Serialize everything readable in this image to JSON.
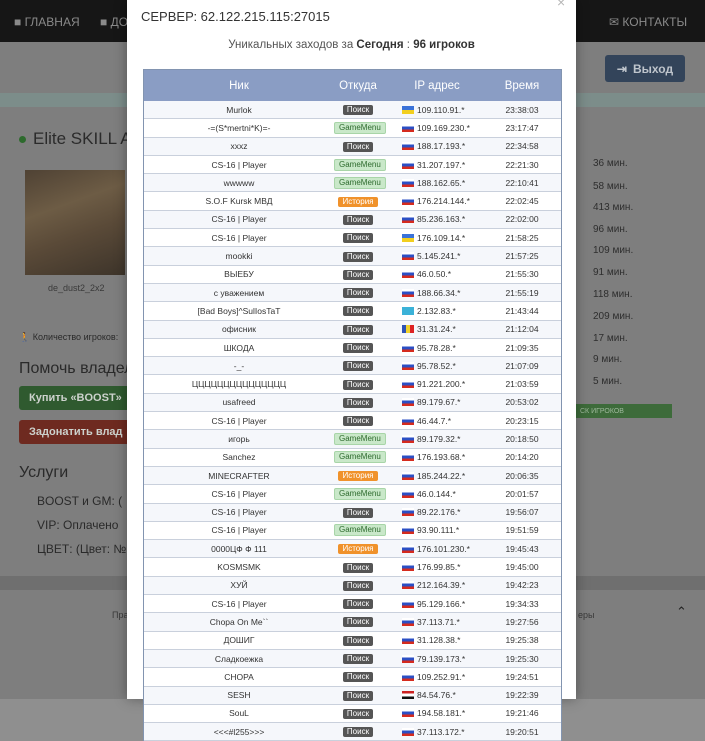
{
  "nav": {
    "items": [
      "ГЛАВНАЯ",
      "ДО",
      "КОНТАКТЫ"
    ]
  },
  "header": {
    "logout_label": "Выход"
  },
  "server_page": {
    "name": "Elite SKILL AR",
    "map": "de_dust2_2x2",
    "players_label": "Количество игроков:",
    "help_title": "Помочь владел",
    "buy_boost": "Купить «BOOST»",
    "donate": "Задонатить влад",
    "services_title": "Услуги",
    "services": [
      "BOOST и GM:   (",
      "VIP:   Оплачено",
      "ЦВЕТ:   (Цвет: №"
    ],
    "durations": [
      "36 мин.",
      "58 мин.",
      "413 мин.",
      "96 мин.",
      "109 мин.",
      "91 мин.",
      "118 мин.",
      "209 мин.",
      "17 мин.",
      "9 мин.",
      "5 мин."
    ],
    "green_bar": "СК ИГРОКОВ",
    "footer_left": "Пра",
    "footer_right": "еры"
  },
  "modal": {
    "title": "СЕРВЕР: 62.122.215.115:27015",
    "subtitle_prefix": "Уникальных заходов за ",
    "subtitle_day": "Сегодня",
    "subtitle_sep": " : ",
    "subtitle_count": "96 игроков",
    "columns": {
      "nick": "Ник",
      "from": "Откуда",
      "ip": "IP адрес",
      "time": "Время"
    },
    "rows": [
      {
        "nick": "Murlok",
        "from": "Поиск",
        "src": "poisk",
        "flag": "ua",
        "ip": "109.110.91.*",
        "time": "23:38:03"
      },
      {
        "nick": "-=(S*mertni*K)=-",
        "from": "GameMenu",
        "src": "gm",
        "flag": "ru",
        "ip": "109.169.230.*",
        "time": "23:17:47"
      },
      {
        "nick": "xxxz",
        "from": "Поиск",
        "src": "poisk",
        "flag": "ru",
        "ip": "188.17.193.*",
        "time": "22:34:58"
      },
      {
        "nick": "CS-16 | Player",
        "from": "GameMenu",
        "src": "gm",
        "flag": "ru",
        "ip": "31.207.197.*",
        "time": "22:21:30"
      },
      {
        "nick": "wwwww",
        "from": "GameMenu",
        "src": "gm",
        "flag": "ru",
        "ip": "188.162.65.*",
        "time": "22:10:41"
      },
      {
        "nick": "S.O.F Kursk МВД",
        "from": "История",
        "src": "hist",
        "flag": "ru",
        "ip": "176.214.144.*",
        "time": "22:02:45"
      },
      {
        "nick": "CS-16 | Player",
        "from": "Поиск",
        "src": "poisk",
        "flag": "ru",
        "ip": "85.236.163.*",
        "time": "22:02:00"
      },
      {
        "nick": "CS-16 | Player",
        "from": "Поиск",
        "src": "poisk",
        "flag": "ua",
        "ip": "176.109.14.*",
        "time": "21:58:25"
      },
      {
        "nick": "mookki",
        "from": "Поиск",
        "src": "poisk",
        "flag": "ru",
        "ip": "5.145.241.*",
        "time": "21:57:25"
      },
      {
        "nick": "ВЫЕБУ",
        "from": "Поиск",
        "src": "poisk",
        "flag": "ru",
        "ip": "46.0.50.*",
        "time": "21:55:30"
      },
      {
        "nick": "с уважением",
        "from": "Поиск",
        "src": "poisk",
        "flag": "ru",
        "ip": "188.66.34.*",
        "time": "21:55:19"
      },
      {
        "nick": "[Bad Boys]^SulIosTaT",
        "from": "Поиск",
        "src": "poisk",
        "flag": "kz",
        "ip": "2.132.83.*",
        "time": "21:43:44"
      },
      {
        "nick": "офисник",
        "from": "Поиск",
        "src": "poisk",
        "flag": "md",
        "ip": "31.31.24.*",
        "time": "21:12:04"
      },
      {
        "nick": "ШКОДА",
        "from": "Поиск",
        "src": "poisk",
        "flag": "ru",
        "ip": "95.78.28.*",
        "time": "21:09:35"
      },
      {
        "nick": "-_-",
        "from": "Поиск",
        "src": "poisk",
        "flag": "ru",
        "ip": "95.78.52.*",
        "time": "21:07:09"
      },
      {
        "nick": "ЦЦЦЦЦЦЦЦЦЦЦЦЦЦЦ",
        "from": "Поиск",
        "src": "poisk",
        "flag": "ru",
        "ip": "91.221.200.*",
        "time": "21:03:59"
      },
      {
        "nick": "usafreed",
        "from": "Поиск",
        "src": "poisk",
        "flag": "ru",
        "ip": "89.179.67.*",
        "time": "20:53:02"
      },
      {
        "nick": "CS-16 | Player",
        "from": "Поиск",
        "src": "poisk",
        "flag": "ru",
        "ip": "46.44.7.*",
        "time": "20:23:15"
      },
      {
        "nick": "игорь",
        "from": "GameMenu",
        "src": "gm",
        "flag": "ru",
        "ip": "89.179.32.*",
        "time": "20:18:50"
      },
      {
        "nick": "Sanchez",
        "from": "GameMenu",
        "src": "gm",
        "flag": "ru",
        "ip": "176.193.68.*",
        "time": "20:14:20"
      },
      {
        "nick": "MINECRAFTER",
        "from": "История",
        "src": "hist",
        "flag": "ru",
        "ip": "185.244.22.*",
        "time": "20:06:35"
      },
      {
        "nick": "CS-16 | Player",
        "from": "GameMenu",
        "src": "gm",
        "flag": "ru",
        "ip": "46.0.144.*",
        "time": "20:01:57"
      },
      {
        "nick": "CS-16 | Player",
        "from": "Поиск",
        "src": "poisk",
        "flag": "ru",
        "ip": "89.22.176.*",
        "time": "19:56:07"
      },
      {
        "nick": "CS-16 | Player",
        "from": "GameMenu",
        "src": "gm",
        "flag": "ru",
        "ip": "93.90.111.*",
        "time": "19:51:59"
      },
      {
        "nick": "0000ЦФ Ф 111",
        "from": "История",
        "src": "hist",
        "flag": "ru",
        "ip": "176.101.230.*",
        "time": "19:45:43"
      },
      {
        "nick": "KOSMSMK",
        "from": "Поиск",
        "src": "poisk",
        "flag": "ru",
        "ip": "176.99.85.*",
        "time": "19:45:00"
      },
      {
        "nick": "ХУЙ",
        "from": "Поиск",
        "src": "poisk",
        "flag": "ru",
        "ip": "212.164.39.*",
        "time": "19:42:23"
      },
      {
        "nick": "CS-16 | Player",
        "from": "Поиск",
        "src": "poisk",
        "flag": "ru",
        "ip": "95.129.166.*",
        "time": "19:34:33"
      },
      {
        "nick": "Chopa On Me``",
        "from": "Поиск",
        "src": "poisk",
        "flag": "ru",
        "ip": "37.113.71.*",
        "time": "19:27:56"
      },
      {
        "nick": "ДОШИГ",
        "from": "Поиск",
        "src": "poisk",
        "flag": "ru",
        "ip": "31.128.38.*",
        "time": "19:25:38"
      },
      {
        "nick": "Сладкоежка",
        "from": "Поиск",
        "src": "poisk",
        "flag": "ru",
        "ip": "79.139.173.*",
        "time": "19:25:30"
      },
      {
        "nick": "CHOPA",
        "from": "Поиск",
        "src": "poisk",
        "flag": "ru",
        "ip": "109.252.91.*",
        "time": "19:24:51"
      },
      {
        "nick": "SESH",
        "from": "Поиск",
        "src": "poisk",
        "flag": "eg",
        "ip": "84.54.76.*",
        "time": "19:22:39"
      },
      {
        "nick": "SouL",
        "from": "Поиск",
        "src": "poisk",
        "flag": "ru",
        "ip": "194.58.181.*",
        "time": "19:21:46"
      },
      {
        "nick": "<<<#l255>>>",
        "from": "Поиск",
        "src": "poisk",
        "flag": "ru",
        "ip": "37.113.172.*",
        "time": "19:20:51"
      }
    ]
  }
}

- _What is required_
Without the pictures, retype the whole of the material above exactly.

- _Task response_
Serialize everything readable in this image to JSON.
{
  "nav": {
    "items": [
      "ГЛАВНАЯ",
      "ДО",
      "КОНТАКТЫ"
    ]
  },
  "header": {
    "logout_label": "Выход"
  },
  "server_page": {
    "name": "Elite SKILL AR",
    "map": "de_dust2_2x2",
    "players_label": "Количество игроков:",
    "help_title": "Помочь владел",
    "buy_boost": "Купить «BOOST»",
    "donate": "Задонатить влад",
    "services_title": "Услуги",
    "services": [
      "BOOST и GM:   (",
      "VIP:   Оплачено",
      "ЦВЕТ:   (Цвет: №"
    ],
    "durations": [
      "36 мин.",
      "58 мин.",
      "413 мин.",
      "96 мин.",
      "109 мин.",
      "91 мин.",
      "118 мин.",
      "209 мин.",
      "17 мин.",
      "9 мин.",
      "5 мин."
    ],
    "green_bar": "СК ИГРОКОВ",
    "footer_left": "Пра",
    "footer_right": "еры"
  },
  "modal": {
    "title": "СЕРВЕР: 62.122.215.115:27015",
    "subtitle_prefix": "Уникальных заходов за ",
    "subtitle_day": "Сегодня",
    "subtitle_sep": " : ",
    "subtitle_count": "96 игроков",
    "columns": {
      "nick": "Ник",
      "from": "Откуда",
      "ip": "IP адрес",
      "time": "Время"
    },
    "rows": [
      {
        "nick": "Murlok",
        "from": "Поиск",
        "src": "poisk",
        "flag": "ua",
        "ip": "109.110.91.*",
        "time": "23:38:03"
      },
      {
        "nick": "-=(S*mertni*K)=-",
        "from": "GameMenu",
        "src": "gm",
        "flag": "ru",
        "ip": "109.169.230.*",
        "time": "23:17:47"
      },
      {
        "nick": "xxxz",
        "from": "Поиск",
        "src": "poisk",
        "flag": "ru",
        "ip": "188.17.193.*",
        "time": "22:34:58"
      },
      {
        "nick": "CS-16 | Player",
        "from": "GameMenu",
        "src": "gm",
        "flag": "ru",
        "ip": "31.207.197.*",
        "time": "22:21:30"
      },
      {
        "nick": "wwwww",
        "from": "GameMenu",
        "src": "gm",
        "flag": "ru",
        "ip": "188.162.65.*",
        "time": "22:10:41"
      },
      {
        "nick": "S.O.F Kursk МВД",
        "from": "История",
        "src": "hist",
        "flag": "ru",
        "ip": "176.214.144.*",
        "time": "22:02:45"
      },
      {
        "nick": "CS-16 | Player",
        "from": "Поиск",
        "src": "poisk",
        "flag": "ru",
        "ip": "85.236.163.*",
        "time": "22:02:00"
      },
      {
        "nick": "CS-16 | Player",
        "from": "Поиск",
        "src": "poisk",
        "flag": "ua",
        "ip": "176.109.14.*",
        "time": "21:58:25"
      },
      {
        "nick": "mookki",
        "from": "Поиск",
        "src": "poisk",
        "flag": "ru",
        "ip": "5.145.241.*",
        "time": "21:57:25"
      },
      {
        "nick": "ВЫЕБУ",
        "from": "Поиск",
        "src": "poisk",
        "flag": "ru",
        "ip": "46.0.50.*",
        "time": "21:55:30"
      },
      {
        "nick": "с уважением",
        "from": "Поиск",
        "src": "poisk",
        "flag": "ru",
        "ip": "188.66.34.*",
        "time": "21:55:19"
      },
      {
        "nick": "[Bad Boys]^SulIosTaT",
        "from": "Поиск",
        "src": "poisk",
        "flag": "kz",
        "ip": "2.132.83.*",
        "time": "21:43:44"
      },
      {
        "nick": "офисник",
        "from": "Поиск",
        "src": "poisk",
        "flag": "md",
        "ip": "31.31.24.*",
        "time": "21:12:04"
      },
      {
        "nick": "ШКОДА",
        "from": "Поиск",
        "src": "poisk",
        "flag": "ru",
        "ip": "95.78.28.*",
        "time": "21:09:35"
      },
      {
        "nick": "-_-",
        "from": "Поиск",
        "src": "poisk",
        "flag": "ru",
        "ip": "95.78.52.*",
        "time": "21:07:09"
      },
      {
        "nick": "ЦЦЦЦЦЦЦЦЦЦЦЦЦЦЦ",
        "from": "Поиск",
        "src": "poisk",
        "flag": "ru",
        "ip": "91.221.200.*",
        "time": "21:03:59"
      },
      {
        "nick": "usafreed",
        "from": "Поиск",
        "src": "poisk",
        "flag": "ru",
        "ip": "89.179.67.*",
        "time": "20:53:02"
      },
      {
        "nick": "CS-16 | Player",
        "from": "Поиск",
        "src": "poisk",
        "flag": "ru",
        "ip": "46.44.7.*",
        "time": "20:23:15"
      },
      {
        "nick": "игорь",
        "from": "GameMenu",
        "src": "gm",
        "flag": "ru",
        "ip": "89.179.32.*",
        "time": "20:18:50"
      },
      {
        "nick": "Sanchez",
        "from": "GameMenu",
        "src": "gm",
        "flag": "ru",
        "ip": "176.193.68.*",
        "time": "20:14:20"
      },
      {
        "nick": "MINECRAFTER",
        "from": "История",
        "src": "hist",
        "flag": "ru",
        "ip": "185.244.22.*",
        "time": "20:06:35"
      },
      {
        "nick": "CS-16 | Player",
        "from": "GameMenu",
        "src": "gm",
        "flag": "ru",
        "ip": "46.0.144.*",
        "time": "20:01:57"
      },
      {
        "nick": "CS-16 | Player",
        "from": "Поиск",
        "src": "poisk",
        "flag": "ru",
        "ip": "89.22.176.*",
        "time": "19:56:07"
      },
      {
        "nick": "CS-16 | Player",
        "from": "GameMenu",
        "src": "gm",
        "flag": "ru",
        "ip": "93.90.111.*",
        "time": "19:51:59"
      },
      {
        "nick": "0000ЦФ Ф 111",
        "from": "История",
        "src": "hist",
        "flag": "ru",
        "ip": "176.101.230.*",
        "time": "19:45:43"
      },
      {
        "nick": "KOSMSMK",
        "from": "Поиск",
        "src": "poisk",
        "flag": "ru",
        "ip": "176.99.85.*",
        "time": "19:45:00"
      },
      {
        "nick": "ХУЙ",
        "from": "Поиск",
        "src": "poisk",
        "flag": "ru",
        "ip": "212.164.39.*",
        "time": "19:42:23"
      },
      {
        "nick": "CS-16 | Player",
        "from": "Поиск",
        "src": "poisk",
        "flag": "ru",
        "ip": "95.129.166.*",
        "time": "19:34:33"
      },
      {
        "nick": "Chopa On Me``",
        "from": "Поиск",
        "src": "poisk",
        "flag": "ru",
        "ip": "37.113.71.*",
        "time": "19:27:56"
      },
      {
        "nick": "ДОШИГ",
        "from": "Поиск",
        "src": "poisk",
        "flag": "ru",
        "ip": "31.128.38.*",
        "time": "19:25:38"
      },
      {
        "nick": "Сладкоежка",
        "from": "Поиск",
        "src": "poisk",
        "flag": "ru",
        "ip": "79.139.173.*",
        "time": "19:25:30"
      },
      {
        "nick": "CHOPA",
        "from": "Поиск",
        "src": "poisk",
        "flag": "ru",
        "ip": "109.252.91.*",
        "time": "19:24:51"
      },
      {
        "nick": "SESH",
        "from": "Поиск",
        "src": "poisk",
        "flag": "eg",
        "ip": "84.54.76.*",
        "time": "19:22:39"
      },
      {
        "nick": "SouL",
        "from": "Поиск",
        "src": "poisk",
        "flag": "ru",
        "ip": "194.58.181.*",
        "time": "19:21:46"
      },
      {
        "nick": "<<<#l255>>>",
        "from": "Поиск",
        "src": "poisk",
        "flag": "ru",
        "ip": "37.113.172.*",
        "time": "19:20:51"
      }
    ]
  }
}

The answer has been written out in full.